▸ PROBLEM: Omit the images, then output each of the records below exactly.

▸ RECORD SET:
--- start ---
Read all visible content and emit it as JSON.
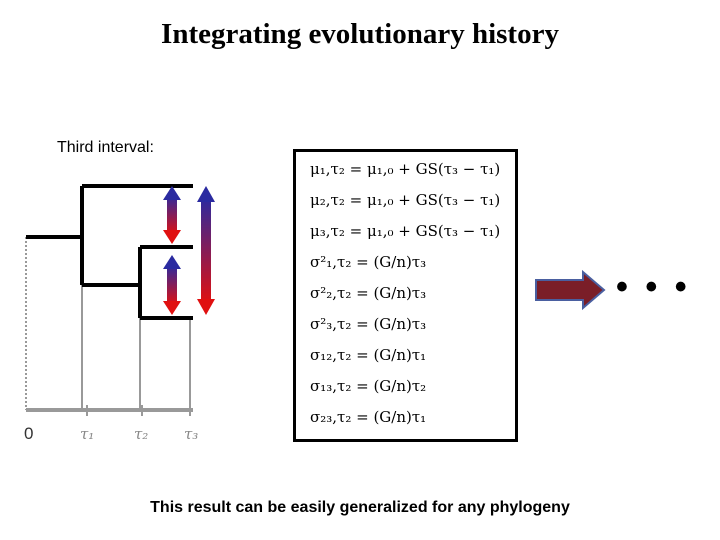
{
  "title": "Integrating evolutionary history",
  "subtitle": "Third interval:",
  "footer": "This result can be easily generalized for any phylogeny",
  "axis": {
    "origin_label": "0",
    "tick_labels": [
      "τ₁",
      "τ₂",
      "τ₃"
    ]
  },
  "equations": [
    "μ₁,τ₂ = μ₁,₀ + GS(τ₃ − τ₁)",
    "μ₂,τ₂ = μ₁,₀ + GS(τ₃ − τ₁)",
    "μ₃,τ₂ = μ₁,₀ + GS(τ₃ − τ₁)",
    "σ²₁,τ₂ = (G/n)τ₃",
    "σ²₂,τ₂ = (G/n)τ₃",
    "σ²₃,τ₂ = (G/n)τ₃",
    "σ₁₂,τ₂ = (G/n)τ₁",
    "σ₁₃,τ₂ = (G/n)τ₂",
    "σ₂₃,τ₂ = (G/n)τ₁"
  ],
  "ellipsis": "• • •",
  "colors": {
    "arrow_top": "#e01010",
    "arrow_bottom": "#2020a0",
    "big_arrow_fill": "#7a1e28",
    "big_arrow_stroke": "#4a5fa0"
  }
}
--- end ---
▸ WORKED SOLUTION:
Read all visible content and emit it as JSON.
{
  "title": "Integrating evolutionary history",
  "subtitle": "Third interval:",
  "footer": "This result can be easily generalized for any phylogeny",
  "axis": {
    "origin_label": "0",
    "tick_labels": [
      "τ₁",
      "τ₂",
      "τ₃"
    ]
  },
  "equations": [
    "μ₁,τ₂ = μ₁,₀ + GS(τ₃ − τ₁)",
    "μ₂,τ₂ = μ₁,₀ + GS(τ₃ − τ₁)",
    "μ₃,τ₂ = μ₁,₀ + GS(τ₃ − τ₁)",
    "σ²₁,τ₂ = (G/n)τ₃",
    "σ²₂,τ₂ = (G/n)τ₃",
    "σ²₃,τ₂ = (G/n)τ₃",
    "σ₁₂,τ₂ = (G/n)τ₁",
    "σ₁₃,τ₂ = (G/n)τ₂",
    "σ₂₃,τ₂ = (G/n)τ₁"
  ],
  "ellipsis": "• • •",
  "colors": {
    "arrow_top": "#e01010",
    "arrow_bottom": "#2020a0",
    "big_arrow_fill": "#7a1e28",
    "big_arrow_stroke": "#4a5fa0"
  }
}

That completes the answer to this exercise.